#### Supplied records ####
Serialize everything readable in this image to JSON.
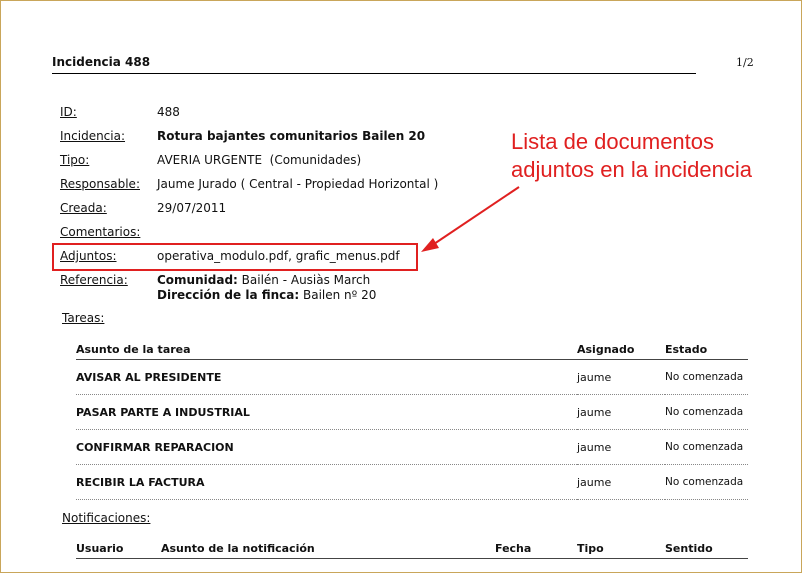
{
  "header": {
    "title": "Incidencia 488",
    "page": "1/2"
  },
  "fields": {
    "id": {
      "label": "ID:",
      "value": "488"
    },
    "incidencia": {
      "label": "Incidencia:",
      "value": "Rotura bajantes comunitarios Bailen 20"
    },
    "tipo": {
      "label": "Tipo:",
      "value": "AVERIA URGENTE  (Comunidades)"
    },
    "responsable": {
      "label": "Responsable:",
      "value": "Jaume Jurado ( Central - Propiedad Horizontal )"
    },
    "creada": {
      "label": "Creada:",
      "value": "29/07/2011"
    },
    "comentarios": {
      "label": "Comentarios:",
      "value": ""
    },
    "adjuntos": {
      "label": "Adjuntos:",
      "value": "operativa_modulo.pdf, grafic_menus.pdf"
    },
    "referencia": {
      "label": "Referencia:",
      "comunidad_label": "Comunidad:",
      "comunidad_value": " Bailén - Ausiàs March",
      "direccion_label": "Dirección de la finca:",
      "direccion_value": " Bailen nº 20"
    }
  },
  "annotation": {
    "line1": "Lista de documentos",
    "line2": "adjuntos en la incidencia",
    "color": "#e02020"
  },
  "tareas": {
    "title": "Tareas:",
    "columns": [
      "Asunto de la tarea",
      "Asignado",
      "Estado"
    ],
    "rows": [
      [
        "AVISAR AL PRESIDENTE",
        "jaume",
        "No comenzada"
      ],
      [
        "PASAR PARTE A INDUSTRIAL",
        "jaume",
        "No comenzada"
      ],
      [
        "CONFIRMAR REPARACION",
        "jaume",
        "No comenzada"
      ],
      [
        "RECIBIR LA FACTURA",
        "jaume",
        "No comenzada"
      ]
    ]
  },
  "notificaciones": {
    "title": "Notificaciones:",
    "columns": [
      "Usuario",
      "Asunto de la notificación",
      "Fecha",
      "Tipo",
      "Sentido"
    ]
  }
}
####
Exercise prompt
Nothing in the entries above should change when they are printed again, except that the pictures are dropped.

Result of this task
Serialize everything readable in this image to JSON.
{
  "header": {
    "title": "Incidencia 488",
    "page": "1/2"
  },
  "fields": {
    "id": {
      "label": "ID:",
      "value": "488"
    },
    "incidencia": {
      "label": "Incidencia:",
      "value": "Rotura bajantes comunitarios Bailen 20"
    },
    "tipo": {
      "label": "Tipo:",
      "value": "AVERIA URGENTE  (Comunidades)"
    },
    "responsable": {
      "label": "Responsable:",
      "value": "Jaume Jurado ( Central - Propiedad Horizontal )"
    },
    "creada": {
      "label": "Creada:",
      "value": "29/07/2011"
    },
    "comentarios": {
      "label": "Comentarios:",
      "value": ""
    },
    "adjuntos": {
      "label": "Adjuntos:",
      "value": "operativa_modulo.pdf, grafic_menus.pdf"
    },
    "referencia": {
      "label": "Referencia:",
      "comunidad_label": "Comunidad:",
      "comunidad_value": " Bailén - Ausiàs March",
      "direccion_label": "Dirección de la finca:",
      "direccion_value": " Bailen nº 20"
    }
  },
  "annotation": {
    "line1": "Lista de documentos",
    "line2": "adjuntos en la incidencia",
    "color": "#e02020"
  },
  "tareas": {
    "title": "Tareas:",
    "columns": [
      "Asunto de la tarea",
      "Asignado",
      "Estado"
    ],
    "rows": [
      [
        "AVISAR AL PRESIDENTE",
        "jaume",
        "No comenzada"
      ],
      [
        "PASAR PARTE A INDUSTRIAL",
        "jaume",
        "No comenzada"
      ],
      [
        "CONFIRMAR REPARACION",
        "jaume",
        "No comenzada"
      ],
      [
        "RECIBIR LA FACTURA",
        "jaume",
        "No comenzada"
      ]
    ]
  },
  "notificaciones": {
    "title": "Notificaciones:",
    "columns": [
      "Usuario",
      "Asunto de la notificación",
      "Fecha",
      "Tipo",
      "Sentido"
    ]
  }
}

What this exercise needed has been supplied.